• _THE EXERCISE_
Go through the material below and copy each line where the word "imagem" appears.

• _SUPPLIED MATERIAL_

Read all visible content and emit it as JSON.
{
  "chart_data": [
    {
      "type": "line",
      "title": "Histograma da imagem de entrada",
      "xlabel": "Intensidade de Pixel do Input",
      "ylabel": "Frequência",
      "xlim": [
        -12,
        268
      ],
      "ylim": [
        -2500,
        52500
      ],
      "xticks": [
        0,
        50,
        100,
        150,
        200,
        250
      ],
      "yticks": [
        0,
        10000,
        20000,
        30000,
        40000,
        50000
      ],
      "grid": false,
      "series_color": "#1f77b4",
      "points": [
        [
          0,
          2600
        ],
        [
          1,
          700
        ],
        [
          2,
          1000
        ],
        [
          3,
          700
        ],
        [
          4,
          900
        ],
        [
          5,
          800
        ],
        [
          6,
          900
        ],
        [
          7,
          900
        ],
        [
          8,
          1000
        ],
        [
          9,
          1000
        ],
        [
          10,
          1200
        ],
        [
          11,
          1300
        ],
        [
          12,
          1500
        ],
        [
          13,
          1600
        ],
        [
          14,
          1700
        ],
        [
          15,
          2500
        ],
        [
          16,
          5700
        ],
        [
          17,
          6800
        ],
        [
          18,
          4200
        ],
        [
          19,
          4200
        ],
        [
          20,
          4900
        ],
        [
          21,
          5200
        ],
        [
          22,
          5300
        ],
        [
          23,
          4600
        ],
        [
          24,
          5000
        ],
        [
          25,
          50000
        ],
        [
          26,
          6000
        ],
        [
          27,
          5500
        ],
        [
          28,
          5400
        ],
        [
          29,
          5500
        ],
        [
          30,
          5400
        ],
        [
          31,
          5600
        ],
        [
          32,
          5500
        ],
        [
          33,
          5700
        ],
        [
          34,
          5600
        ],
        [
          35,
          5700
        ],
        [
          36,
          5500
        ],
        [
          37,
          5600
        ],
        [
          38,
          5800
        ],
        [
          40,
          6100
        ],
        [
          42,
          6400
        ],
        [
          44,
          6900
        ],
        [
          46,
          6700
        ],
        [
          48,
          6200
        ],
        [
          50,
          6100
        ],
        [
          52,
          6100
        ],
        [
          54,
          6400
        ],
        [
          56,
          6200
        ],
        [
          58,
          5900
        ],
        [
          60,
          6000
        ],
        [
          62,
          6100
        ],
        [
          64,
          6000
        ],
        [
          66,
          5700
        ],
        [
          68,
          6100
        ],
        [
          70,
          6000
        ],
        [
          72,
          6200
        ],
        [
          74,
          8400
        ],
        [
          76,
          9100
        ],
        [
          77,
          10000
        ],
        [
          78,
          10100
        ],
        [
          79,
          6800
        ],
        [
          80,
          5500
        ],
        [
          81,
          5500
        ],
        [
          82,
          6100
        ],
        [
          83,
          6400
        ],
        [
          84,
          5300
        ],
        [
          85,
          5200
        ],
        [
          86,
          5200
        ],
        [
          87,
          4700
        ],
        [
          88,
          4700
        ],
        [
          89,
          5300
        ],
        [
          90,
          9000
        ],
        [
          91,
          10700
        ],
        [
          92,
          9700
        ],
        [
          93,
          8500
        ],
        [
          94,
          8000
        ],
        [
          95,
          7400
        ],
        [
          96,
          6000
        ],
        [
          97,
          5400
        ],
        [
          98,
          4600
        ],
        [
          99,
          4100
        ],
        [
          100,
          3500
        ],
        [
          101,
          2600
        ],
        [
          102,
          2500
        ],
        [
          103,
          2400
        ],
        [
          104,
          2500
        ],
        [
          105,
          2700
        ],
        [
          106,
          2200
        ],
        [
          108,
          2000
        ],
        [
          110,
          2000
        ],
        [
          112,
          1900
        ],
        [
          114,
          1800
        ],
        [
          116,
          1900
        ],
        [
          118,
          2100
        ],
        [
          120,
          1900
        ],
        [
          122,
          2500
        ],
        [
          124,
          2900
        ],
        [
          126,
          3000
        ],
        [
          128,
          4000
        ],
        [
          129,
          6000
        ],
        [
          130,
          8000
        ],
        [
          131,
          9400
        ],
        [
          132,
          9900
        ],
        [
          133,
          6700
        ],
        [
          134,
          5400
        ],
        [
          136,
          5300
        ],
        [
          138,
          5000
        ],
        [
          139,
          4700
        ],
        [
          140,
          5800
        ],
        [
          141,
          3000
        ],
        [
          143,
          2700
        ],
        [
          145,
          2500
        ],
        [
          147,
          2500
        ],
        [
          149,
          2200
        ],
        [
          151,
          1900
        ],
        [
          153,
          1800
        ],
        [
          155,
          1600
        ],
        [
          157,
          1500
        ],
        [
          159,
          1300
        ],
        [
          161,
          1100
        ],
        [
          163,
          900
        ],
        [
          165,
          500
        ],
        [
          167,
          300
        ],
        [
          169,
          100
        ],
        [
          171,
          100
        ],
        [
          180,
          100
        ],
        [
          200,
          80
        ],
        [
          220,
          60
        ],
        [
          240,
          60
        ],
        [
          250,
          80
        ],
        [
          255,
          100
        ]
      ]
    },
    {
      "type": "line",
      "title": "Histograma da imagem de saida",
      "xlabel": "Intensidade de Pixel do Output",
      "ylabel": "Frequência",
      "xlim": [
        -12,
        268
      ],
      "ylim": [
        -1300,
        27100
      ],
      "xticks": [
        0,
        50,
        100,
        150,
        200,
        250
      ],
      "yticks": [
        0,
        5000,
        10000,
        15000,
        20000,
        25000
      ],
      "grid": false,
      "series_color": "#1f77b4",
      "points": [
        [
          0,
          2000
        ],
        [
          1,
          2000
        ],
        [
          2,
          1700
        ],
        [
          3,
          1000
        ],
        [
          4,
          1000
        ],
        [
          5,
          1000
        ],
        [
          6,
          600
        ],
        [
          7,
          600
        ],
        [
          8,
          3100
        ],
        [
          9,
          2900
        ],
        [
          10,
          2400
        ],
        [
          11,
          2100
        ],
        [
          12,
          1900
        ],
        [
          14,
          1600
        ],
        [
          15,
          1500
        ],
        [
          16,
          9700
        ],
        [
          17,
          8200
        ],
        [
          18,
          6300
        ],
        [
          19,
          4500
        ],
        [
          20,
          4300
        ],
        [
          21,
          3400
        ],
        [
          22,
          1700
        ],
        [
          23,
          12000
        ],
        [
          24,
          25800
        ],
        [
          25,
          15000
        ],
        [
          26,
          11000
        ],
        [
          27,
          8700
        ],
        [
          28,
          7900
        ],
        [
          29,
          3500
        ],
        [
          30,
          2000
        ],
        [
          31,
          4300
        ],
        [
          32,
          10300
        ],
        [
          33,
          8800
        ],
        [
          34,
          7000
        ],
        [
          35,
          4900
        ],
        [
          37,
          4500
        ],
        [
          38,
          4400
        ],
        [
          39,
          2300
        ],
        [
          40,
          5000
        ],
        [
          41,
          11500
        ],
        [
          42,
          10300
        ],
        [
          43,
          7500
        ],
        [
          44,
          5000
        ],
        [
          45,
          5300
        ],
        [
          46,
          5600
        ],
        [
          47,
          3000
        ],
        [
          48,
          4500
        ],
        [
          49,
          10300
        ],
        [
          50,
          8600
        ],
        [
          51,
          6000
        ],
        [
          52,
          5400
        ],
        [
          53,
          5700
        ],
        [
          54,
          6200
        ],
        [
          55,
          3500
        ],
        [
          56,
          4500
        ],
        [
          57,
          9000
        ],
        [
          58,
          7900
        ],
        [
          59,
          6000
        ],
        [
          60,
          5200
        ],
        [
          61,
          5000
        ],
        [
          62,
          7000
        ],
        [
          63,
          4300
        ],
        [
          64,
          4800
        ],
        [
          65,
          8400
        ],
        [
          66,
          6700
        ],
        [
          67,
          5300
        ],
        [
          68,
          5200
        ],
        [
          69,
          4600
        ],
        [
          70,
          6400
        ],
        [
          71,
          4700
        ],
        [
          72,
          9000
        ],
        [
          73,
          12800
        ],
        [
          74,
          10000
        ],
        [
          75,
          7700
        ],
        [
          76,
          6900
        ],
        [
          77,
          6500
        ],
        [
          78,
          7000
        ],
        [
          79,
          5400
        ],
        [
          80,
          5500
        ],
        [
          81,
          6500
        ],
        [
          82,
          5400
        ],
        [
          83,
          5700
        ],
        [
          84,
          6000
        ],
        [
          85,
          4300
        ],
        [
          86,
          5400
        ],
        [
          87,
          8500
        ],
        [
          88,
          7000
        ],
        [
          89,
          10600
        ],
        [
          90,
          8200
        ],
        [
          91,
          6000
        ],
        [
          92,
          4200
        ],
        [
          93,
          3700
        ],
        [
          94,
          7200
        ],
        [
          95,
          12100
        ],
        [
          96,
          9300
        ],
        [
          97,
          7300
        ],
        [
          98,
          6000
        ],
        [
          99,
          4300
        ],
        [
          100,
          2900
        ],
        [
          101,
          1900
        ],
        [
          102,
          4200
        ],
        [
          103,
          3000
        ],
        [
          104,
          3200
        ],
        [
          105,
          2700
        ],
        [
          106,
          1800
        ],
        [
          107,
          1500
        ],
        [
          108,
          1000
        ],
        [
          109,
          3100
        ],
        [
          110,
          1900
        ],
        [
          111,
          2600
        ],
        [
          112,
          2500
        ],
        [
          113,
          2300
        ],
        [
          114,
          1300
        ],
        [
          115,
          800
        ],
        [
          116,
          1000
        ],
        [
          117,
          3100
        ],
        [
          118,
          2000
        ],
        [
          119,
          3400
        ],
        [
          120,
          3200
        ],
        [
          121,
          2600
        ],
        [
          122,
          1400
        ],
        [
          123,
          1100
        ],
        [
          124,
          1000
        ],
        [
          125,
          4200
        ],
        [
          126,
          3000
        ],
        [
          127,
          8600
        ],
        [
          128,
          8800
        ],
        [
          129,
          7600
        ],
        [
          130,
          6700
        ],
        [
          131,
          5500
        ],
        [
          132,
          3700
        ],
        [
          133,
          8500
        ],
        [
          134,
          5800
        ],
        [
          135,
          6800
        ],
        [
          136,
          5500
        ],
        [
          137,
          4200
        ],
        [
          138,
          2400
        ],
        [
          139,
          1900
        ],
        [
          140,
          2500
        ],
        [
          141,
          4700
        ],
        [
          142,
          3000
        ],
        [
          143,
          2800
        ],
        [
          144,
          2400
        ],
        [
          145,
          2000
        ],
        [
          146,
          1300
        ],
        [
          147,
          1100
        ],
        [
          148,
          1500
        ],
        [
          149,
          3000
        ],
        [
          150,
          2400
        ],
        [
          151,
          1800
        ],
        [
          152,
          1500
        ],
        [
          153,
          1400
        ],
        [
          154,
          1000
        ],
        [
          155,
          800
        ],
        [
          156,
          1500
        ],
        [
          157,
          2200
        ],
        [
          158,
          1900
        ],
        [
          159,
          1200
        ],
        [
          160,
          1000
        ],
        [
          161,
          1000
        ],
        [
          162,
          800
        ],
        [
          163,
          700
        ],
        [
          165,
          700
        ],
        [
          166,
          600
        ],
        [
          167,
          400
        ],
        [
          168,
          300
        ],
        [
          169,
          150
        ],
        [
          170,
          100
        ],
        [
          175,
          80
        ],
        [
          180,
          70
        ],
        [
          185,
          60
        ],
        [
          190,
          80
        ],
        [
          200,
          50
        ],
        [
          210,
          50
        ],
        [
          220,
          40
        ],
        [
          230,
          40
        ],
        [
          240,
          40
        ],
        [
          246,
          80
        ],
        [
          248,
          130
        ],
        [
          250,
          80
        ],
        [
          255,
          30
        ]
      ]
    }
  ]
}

• _THE RESULT_
      "title": "Histograma da imagem de entrada",
      "title": "Histograma da imagem de saida",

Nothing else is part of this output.